PROBLEM TO SOLVE: Where a line holds the word "name", copy that line.

-- Start RECORDS SUPPLIED --

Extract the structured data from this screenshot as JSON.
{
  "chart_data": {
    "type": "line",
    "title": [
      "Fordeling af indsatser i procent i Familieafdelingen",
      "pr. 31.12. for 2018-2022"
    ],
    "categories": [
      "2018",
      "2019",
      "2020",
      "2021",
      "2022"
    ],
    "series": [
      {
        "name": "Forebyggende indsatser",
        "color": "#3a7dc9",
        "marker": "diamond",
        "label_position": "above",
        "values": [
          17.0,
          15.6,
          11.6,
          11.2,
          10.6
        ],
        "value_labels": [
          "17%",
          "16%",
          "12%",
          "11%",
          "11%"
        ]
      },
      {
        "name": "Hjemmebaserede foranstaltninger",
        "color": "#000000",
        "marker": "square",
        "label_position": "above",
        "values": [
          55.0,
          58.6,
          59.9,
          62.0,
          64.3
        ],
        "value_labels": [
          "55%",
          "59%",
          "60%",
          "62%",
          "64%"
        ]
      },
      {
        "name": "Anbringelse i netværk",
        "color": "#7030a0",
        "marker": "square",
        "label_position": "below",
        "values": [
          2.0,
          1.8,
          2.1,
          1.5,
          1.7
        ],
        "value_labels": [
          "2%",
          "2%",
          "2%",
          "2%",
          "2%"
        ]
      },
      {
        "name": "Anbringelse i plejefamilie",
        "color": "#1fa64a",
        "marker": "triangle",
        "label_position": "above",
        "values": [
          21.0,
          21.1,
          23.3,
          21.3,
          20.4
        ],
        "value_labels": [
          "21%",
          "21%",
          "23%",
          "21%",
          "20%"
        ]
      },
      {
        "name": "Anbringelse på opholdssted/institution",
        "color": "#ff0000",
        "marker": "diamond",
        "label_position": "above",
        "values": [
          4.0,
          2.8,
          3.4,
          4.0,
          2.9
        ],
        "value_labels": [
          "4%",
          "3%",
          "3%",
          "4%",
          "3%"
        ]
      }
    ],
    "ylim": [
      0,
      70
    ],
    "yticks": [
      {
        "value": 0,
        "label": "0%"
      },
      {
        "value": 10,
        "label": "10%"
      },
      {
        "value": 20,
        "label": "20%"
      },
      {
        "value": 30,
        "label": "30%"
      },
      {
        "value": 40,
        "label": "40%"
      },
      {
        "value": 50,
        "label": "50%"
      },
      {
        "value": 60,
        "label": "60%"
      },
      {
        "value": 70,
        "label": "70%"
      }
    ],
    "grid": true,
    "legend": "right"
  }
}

-- End RECORDS SUPPLIED --

FINAL RESULT:
        "name": "Forebyggende indsatser",
        "name": "Hjemmebaserede foranstaltninger",
        "name": "Anbringelse i netværk",
        "name": "Anbringelse i plejefamilie",
        "name": "Anbringelse på opholdssted/institution",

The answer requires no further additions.